» Work required
In the entries below, identify every line with the string "خودرو" and copy it.

• • •

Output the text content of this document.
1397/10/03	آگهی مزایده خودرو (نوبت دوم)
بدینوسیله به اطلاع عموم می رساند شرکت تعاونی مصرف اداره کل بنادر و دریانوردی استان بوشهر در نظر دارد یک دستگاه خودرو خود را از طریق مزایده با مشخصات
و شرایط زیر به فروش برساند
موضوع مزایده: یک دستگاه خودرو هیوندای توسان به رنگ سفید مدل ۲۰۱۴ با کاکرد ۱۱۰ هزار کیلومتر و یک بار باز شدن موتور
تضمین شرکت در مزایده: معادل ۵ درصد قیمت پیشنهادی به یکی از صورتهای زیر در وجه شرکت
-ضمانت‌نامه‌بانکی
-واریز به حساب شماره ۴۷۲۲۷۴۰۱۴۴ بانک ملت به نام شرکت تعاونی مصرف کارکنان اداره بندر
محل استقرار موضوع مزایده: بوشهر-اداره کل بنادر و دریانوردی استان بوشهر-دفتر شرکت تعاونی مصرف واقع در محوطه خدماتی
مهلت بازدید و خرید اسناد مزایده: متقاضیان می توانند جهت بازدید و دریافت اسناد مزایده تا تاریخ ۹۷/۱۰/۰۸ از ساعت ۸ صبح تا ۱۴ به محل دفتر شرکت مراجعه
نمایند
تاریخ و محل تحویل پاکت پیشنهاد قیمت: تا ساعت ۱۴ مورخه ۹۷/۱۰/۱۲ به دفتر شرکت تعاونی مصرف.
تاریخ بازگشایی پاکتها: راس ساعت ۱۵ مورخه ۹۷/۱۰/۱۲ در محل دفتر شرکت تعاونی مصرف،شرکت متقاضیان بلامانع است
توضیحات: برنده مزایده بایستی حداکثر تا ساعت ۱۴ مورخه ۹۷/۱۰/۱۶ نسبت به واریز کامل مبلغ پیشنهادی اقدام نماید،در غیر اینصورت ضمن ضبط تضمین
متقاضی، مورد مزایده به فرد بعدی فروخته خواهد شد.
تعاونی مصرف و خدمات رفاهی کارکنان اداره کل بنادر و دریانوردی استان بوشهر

• • •

» Task output
1397/10/03	آگهی مزایده خودرو (نوبت دوم)
بدینوسیله به اطلاع عموم می رساند شرکت تعاونی مصرف اداره کل بنادر و دریانوردی استان بوشهر در نظر دارد یک دستگاه خودرو خود را از طریق مزایده با مشخصات
موضوع مزایده: یک دستگاه خودرو هیوندای توسان به رنگ سفید مدل ۲۰۱۴ با کاکرد ۱۱۰ هزار کیلومتر و یک بار باز شدن موتور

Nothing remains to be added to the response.